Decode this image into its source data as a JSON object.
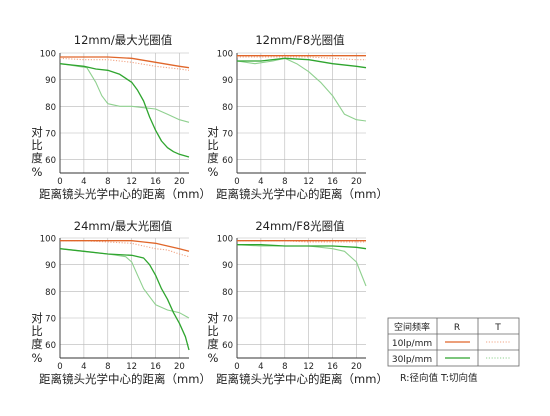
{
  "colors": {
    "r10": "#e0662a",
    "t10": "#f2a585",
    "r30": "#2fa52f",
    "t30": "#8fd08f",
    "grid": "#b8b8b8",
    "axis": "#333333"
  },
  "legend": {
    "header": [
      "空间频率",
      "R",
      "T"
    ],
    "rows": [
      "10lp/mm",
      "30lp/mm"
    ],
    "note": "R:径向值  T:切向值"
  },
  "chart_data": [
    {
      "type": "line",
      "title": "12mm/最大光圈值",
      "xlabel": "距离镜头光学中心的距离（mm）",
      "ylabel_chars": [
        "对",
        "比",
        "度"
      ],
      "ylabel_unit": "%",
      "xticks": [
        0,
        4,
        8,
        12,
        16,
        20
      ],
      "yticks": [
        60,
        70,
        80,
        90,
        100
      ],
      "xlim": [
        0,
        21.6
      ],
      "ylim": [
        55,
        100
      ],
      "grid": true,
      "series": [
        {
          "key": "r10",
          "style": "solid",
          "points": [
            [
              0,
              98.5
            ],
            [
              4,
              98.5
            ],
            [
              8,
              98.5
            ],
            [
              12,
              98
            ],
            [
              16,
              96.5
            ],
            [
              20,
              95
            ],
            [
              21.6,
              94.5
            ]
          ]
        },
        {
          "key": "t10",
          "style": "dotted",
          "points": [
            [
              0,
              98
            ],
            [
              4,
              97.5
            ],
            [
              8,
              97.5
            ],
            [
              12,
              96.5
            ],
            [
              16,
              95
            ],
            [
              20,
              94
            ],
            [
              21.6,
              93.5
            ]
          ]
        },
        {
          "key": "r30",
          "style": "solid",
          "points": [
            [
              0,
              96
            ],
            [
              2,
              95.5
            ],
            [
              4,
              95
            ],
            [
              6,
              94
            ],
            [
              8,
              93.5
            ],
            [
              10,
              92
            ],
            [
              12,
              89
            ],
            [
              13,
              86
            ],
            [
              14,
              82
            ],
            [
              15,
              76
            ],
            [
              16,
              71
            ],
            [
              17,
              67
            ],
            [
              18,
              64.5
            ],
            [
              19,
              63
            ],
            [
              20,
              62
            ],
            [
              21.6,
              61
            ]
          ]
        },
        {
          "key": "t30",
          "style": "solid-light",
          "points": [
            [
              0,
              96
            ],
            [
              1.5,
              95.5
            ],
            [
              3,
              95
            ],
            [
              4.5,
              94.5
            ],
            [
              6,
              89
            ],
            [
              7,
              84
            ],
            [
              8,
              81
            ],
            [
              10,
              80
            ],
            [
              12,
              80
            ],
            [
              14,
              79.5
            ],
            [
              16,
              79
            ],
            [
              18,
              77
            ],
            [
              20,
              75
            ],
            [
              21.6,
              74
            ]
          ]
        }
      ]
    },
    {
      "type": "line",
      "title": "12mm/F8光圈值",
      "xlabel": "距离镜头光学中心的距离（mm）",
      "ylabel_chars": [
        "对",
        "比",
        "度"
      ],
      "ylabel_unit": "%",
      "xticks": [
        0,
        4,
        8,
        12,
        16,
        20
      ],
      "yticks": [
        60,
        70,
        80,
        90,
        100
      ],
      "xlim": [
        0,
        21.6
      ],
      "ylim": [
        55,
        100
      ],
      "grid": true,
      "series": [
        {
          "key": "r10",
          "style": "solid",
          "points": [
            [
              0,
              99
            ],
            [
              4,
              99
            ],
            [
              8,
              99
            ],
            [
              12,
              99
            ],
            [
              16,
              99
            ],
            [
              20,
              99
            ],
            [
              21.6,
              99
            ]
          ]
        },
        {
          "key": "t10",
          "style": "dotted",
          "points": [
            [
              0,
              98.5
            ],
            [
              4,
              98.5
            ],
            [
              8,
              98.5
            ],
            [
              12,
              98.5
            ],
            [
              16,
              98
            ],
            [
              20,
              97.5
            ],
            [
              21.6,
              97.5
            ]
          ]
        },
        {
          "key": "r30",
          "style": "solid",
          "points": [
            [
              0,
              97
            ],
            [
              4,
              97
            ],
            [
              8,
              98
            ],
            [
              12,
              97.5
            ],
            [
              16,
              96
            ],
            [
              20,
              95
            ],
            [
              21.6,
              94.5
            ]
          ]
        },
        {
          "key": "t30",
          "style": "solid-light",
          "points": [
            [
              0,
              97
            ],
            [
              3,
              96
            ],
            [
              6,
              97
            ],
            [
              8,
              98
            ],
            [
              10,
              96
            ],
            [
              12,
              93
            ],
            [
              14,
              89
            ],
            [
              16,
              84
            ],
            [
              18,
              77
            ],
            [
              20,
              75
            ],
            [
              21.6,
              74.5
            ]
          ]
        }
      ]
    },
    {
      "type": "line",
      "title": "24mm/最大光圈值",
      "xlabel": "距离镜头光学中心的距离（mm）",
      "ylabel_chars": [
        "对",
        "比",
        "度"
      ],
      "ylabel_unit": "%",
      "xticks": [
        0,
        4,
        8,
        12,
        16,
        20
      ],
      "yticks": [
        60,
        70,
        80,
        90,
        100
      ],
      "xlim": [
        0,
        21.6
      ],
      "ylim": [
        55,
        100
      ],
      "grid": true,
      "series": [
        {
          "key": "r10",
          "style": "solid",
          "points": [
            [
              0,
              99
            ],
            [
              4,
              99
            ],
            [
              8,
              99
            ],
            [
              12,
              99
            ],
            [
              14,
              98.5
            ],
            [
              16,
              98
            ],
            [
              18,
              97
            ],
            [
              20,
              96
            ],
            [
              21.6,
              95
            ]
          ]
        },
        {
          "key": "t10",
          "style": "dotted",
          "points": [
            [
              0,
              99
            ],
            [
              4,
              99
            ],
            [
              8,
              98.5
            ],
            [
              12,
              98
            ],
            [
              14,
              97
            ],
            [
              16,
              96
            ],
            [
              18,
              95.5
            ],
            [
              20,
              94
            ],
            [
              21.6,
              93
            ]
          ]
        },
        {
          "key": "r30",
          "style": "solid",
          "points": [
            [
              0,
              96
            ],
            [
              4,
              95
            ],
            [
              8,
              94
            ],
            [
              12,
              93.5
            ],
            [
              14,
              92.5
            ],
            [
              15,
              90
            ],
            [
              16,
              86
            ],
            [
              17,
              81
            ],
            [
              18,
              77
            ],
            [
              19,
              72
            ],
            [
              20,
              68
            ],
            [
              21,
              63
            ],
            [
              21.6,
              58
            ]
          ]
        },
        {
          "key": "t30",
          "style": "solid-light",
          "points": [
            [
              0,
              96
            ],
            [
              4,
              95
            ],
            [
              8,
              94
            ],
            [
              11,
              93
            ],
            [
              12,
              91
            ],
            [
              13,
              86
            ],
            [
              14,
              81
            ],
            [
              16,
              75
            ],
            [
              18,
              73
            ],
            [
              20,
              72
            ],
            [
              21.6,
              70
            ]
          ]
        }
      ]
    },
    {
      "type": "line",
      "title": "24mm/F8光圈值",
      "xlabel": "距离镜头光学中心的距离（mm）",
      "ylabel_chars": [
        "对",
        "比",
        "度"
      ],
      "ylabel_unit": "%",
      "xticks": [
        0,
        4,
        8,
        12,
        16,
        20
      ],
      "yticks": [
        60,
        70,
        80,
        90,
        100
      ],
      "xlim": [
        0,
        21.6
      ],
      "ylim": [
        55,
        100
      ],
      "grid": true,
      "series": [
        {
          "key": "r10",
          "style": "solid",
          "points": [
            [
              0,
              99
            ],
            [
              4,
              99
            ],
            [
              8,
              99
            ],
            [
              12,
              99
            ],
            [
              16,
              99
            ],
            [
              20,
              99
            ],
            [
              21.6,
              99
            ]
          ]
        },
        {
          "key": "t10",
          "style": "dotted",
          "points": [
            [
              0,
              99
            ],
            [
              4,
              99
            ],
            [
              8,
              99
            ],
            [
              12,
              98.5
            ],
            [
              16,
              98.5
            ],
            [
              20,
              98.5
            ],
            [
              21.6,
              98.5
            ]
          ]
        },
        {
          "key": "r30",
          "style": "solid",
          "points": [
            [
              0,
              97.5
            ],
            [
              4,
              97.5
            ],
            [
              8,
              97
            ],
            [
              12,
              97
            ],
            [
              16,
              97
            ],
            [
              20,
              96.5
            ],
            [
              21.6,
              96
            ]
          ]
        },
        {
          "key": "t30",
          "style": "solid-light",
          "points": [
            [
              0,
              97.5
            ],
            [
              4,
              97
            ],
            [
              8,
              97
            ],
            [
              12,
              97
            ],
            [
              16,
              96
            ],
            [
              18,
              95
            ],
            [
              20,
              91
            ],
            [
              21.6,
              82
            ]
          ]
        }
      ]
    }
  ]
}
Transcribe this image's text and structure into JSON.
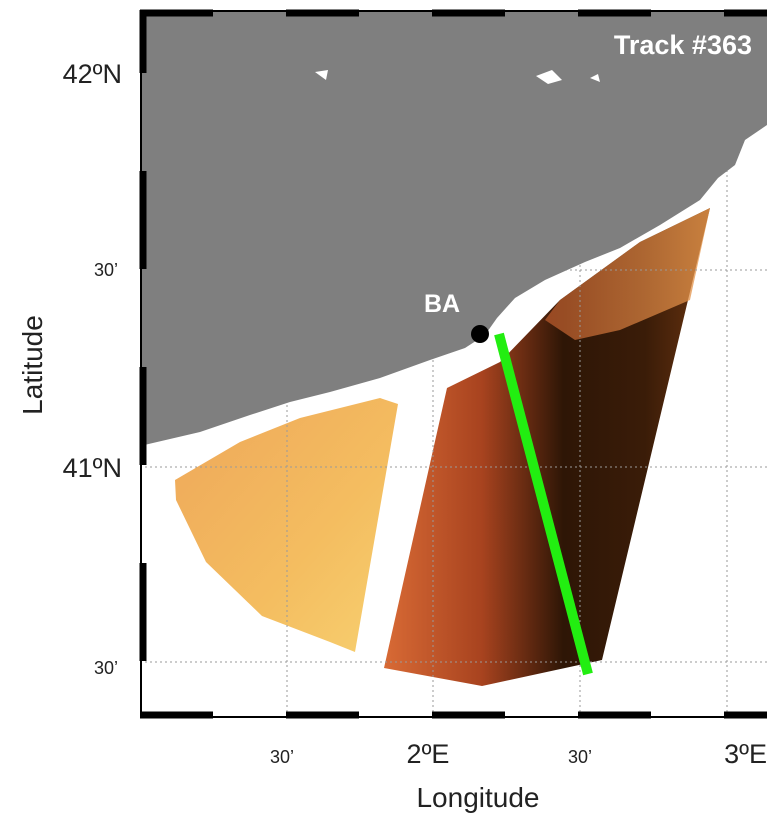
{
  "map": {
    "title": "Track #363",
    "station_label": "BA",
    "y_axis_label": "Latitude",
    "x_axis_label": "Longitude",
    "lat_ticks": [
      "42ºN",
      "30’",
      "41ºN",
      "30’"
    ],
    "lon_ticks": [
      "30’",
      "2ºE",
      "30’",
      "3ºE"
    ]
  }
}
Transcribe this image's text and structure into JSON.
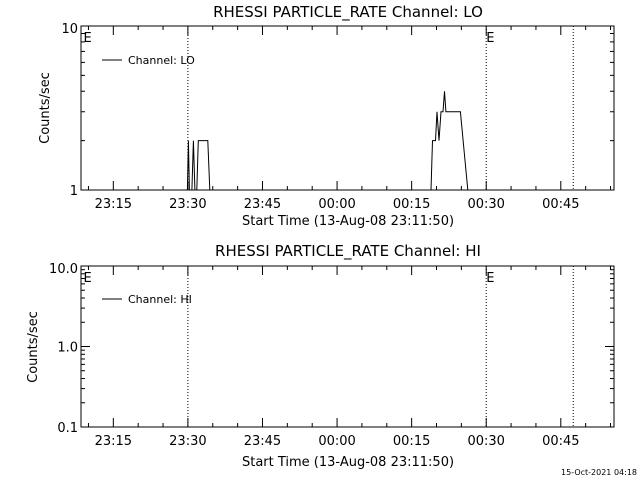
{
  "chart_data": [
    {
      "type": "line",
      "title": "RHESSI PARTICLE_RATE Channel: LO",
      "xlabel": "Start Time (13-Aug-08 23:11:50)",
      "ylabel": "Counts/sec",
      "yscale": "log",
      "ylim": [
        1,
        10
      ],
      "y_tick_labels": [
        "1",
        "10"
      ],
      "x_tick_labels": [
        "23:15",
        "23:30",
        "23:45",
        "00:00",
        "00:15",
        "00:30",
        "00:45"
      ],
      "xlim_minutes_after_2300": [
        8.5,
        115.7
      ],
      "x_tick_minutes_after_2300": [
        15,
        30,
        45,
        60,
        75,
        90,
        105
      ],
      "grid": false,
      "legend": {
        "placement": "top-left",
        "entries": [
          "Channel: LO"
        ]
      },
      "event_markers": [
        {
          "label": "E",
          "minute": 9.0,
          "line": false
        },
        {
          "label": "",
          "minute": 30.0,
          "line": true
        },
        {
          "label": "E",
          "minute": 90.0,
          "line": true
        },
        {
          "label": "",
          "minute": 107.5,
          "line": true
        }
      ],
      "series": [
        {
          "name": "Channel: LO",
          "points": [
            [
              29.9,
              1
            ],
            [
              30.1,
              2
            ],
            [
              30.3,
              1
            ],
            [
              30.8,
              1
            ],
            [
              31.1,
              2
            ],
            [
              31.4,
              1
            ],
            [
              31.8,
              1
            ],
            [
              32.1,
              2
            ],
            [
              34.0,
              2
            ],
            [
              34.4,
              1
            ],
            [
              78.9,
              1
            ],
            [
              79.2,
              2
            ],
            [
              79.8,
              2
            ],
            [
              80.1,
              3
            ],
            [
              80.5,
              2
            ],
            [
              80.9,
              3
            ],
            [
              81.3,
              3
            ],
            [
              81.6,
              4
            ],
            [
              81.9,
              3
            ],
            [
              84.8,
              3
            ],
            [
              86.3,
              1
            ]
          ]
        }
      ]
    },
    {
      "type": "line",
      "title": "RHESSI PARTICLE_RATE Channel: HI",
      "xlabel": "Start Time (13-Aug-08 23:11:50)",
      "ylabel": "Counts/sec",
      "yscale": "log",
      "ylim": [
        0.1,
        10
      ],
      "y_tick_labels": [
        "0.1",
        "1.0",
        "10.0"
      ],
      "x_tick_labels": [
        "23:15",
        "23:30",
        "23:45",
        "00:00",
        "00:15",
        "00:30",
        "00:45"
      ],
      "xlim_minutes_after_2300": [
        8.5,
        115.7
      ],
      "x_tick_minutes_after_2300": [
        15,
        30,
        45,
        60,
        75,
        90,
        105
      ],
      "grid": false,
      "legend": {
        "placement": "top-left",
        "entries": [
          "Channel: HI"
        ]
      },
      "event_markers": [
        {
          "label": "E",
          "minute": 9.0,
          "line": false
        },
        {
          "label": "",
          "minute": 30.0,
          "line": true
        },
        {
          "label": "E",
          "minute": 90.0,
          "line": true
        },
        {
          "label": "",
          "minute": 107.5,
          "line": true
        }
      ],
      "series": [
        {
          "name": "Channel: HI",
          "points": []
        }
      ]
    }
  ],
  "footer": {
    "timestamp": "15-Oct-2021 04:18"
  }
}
◆ ◆ ◆
[SHORT EXERCISE] Check each line above for the word "RHESSI" and give the number of lines that have it, nothing else.

[FULL SOLUTION] 2